Keep only the lines of the listing that include the word "Output", and copy them.

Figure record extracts
────────────────────────────────────────
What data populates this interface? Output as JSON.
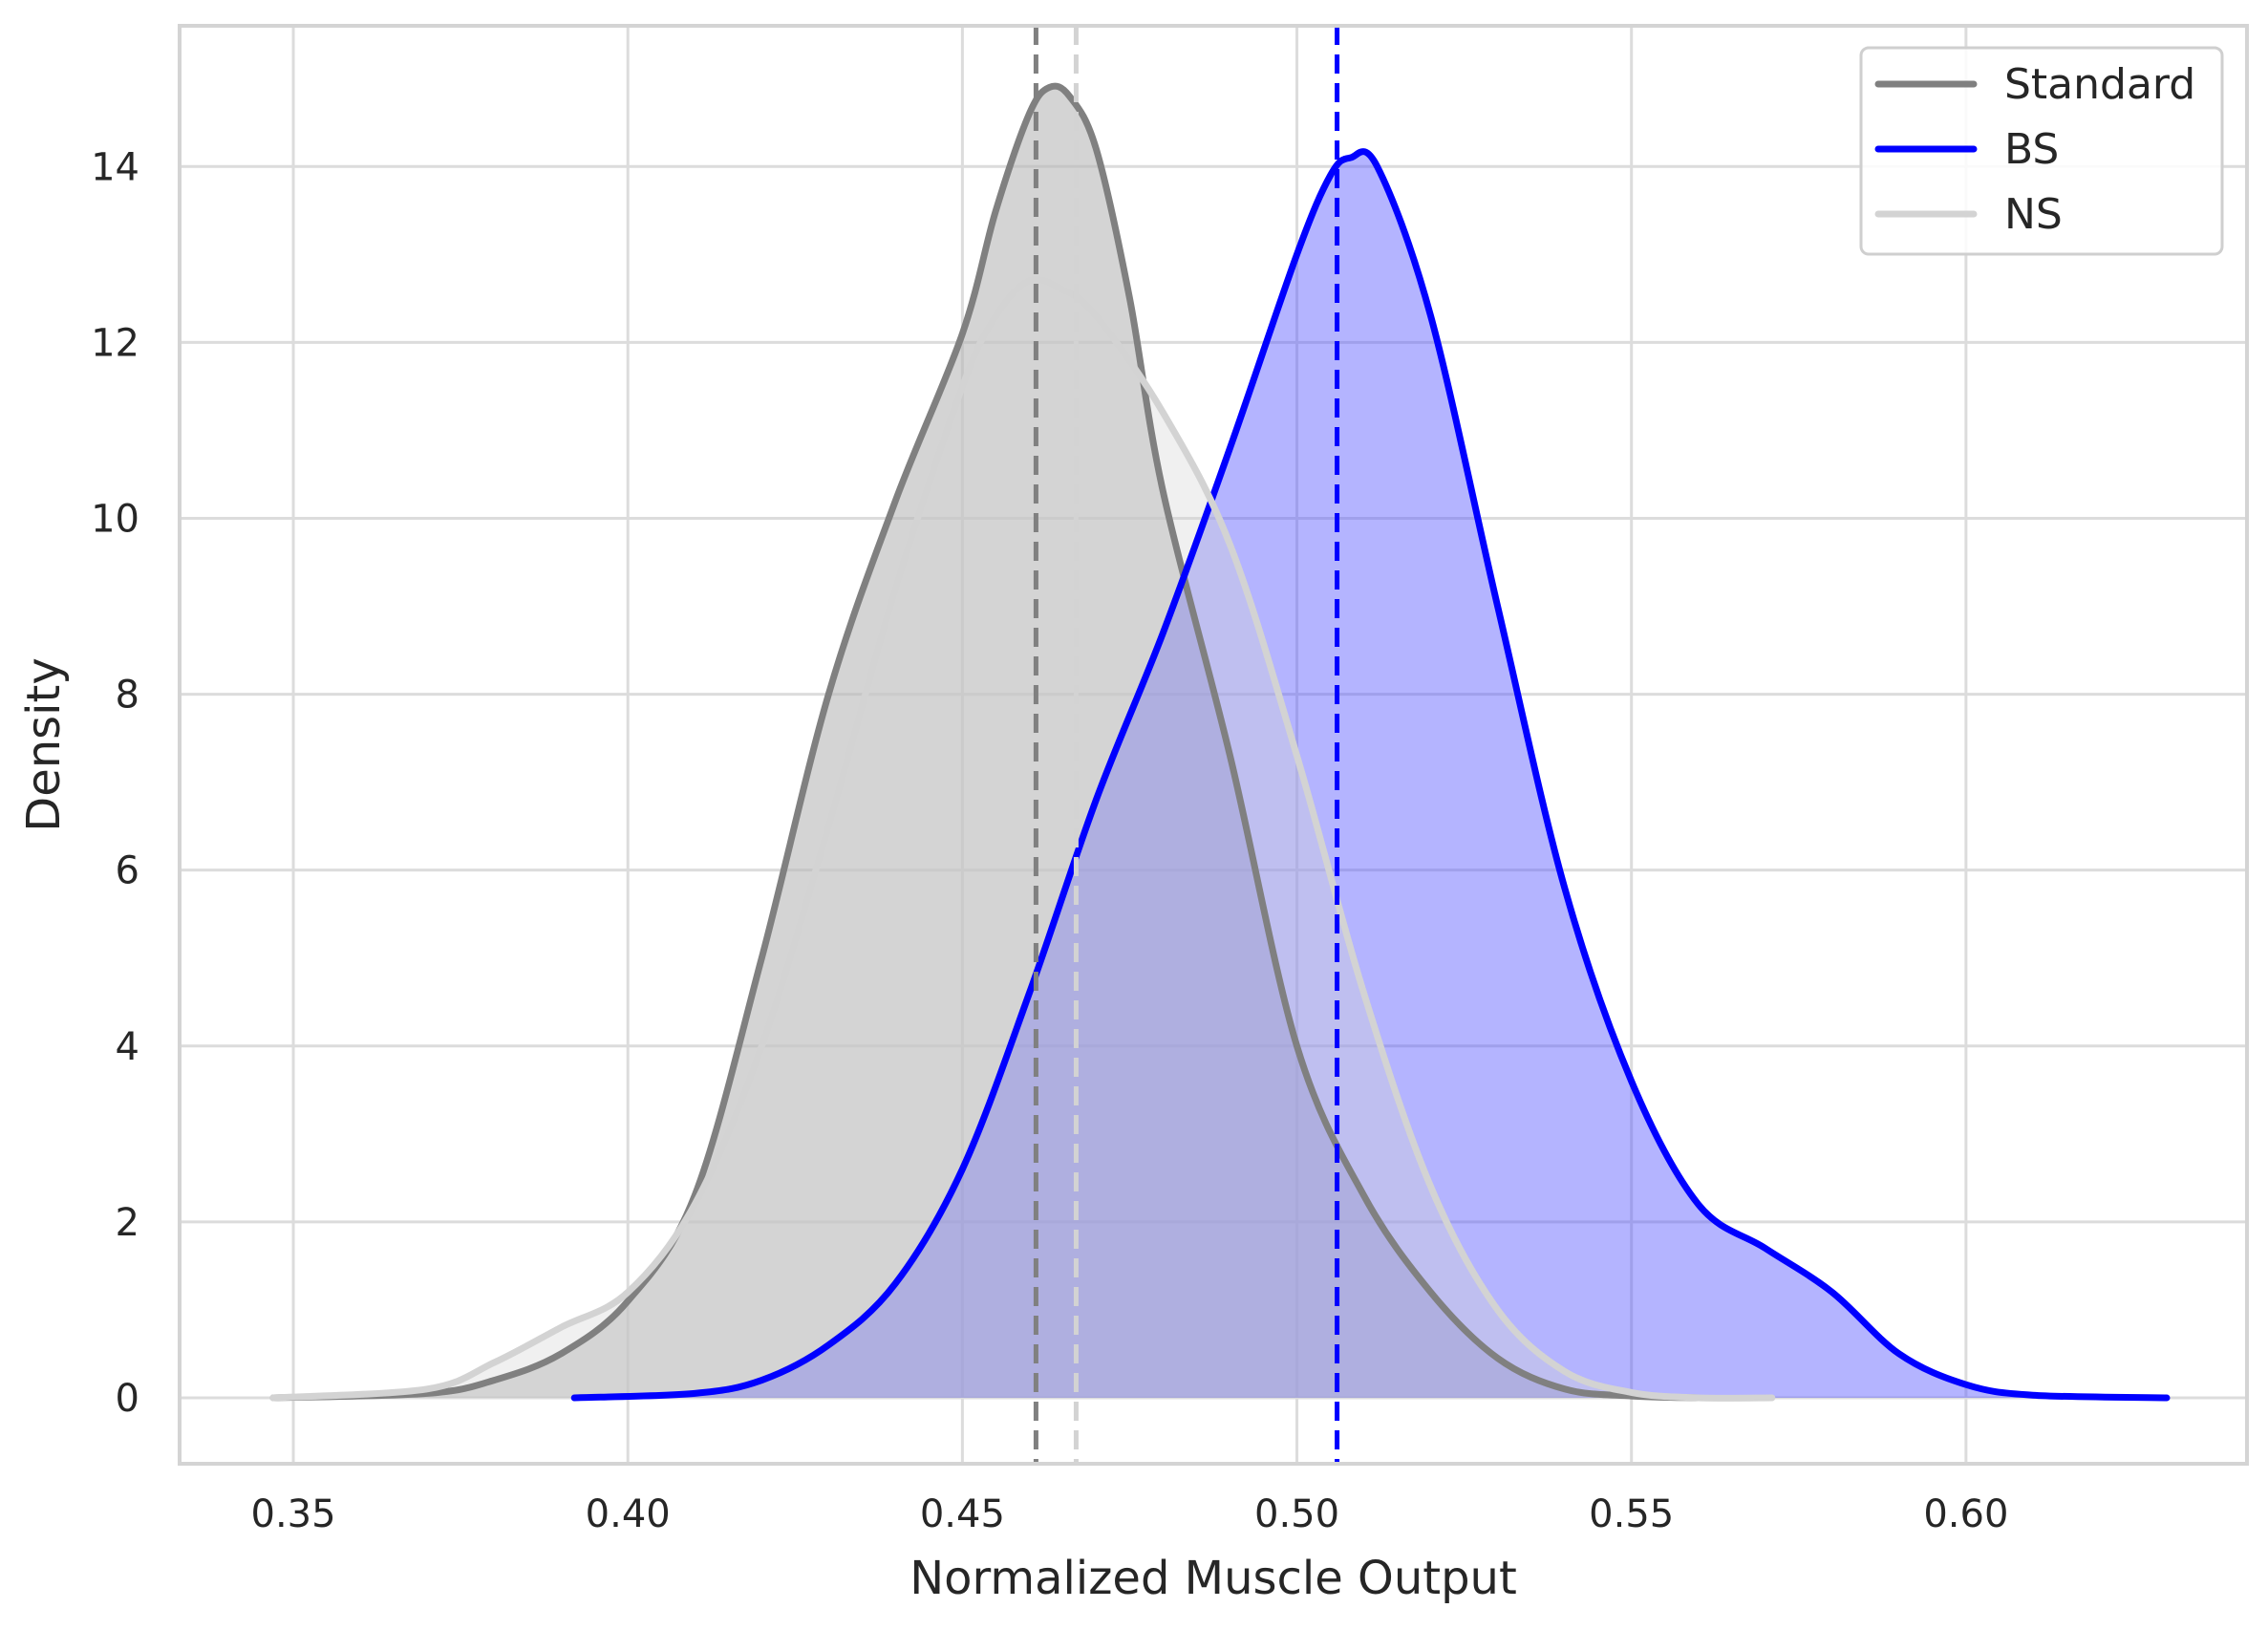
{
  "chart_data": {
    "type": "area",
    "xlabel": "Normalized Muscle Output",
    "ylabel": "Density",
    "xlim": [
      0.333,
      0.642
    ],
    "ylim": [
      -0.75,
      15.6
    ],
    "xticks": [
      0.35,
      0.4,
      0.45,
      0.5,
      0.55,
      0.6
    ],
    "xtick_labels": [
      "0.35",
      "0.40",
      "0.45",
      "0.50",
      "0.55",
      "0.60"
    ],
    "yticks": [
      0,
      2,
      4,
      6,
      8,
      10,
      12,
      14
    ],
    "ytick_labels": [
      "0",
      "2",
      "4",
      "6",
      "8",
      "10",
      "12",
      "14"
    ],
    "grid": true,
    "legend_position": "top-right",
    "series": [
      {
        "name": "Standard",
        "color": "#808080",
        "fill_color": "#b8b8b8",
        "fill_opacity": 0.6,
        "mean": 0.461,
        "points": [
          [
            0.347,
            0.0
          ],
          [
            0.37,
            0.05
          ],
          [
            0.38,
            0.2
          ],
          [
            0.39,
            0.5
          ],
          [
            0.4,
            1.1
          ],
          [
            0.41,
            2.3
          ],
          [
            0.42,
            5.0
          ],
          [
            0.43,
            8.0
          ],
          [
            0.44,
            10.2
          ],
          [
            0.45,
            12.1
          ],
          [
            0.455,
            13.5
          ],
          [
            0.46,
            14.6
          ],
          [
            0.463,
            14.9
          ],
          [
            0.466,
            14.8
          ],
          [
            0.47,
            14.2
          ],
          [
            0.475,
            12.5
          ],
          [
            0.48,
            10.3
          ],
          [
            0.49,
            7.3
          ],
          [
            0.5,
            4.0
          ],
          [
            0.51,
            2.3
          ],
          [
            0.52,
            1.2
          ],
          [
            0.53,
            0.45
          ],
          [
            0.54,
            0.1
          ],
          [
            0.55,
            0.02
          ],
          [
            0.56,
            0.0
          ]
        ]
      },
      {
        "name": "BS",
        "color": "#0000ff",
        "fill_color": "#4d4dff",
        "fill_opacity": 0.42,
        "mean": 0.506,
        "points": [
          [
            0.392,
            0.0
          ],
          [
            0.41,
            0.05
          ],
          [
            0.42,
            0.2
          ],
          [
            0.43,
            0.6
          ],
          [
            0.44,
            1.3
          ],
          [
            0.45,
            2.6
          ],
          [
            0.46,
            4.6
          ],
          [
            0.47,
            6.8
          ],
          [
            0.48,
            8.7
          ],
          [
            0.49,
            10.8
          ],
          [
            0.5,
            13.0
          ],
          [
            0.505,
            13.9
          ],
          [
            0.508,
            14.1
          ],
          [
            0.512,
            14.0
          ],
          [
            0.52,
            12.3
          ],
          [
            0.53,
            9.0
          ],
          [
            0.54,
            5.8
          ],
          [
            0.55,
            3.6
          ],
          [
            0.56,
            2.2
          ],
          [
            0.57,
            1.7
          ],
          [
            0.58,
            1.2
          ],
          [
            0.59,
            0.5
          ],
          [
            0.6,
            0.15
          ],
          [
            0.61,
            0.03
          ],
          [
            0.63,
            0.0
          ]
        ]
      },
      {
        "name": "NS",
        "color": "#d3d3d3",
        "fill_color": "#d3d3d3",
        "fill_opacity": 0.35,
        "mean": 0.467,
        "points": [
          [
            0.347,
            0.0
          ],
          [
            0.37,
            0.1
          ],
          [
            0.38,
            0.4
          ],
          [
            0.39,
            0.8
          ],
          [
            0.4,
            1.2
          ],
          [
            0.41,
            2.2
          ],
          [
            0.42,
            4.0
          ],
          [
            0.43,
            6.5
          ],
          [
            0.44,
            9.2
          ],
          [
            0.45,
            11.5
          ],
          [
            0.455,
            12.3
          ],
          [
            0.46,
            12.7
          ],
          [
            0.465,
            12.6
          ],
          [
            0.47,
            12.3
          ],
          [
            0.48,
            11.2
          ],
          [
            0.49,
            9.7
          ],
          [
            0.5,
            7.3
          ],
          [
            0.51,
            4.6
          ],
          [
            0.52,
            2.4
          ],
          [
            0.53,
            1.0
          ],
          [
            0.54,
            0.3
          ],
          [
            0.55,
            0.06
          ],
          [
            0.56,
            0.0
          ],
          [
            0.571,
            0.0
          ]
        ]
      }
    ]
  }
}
────────────────────────────────────────
▶ [COMPLETE ANSWER]:
What data populates this interface? Output as JSON.
    "xlabel": "Normalized Muscle Output",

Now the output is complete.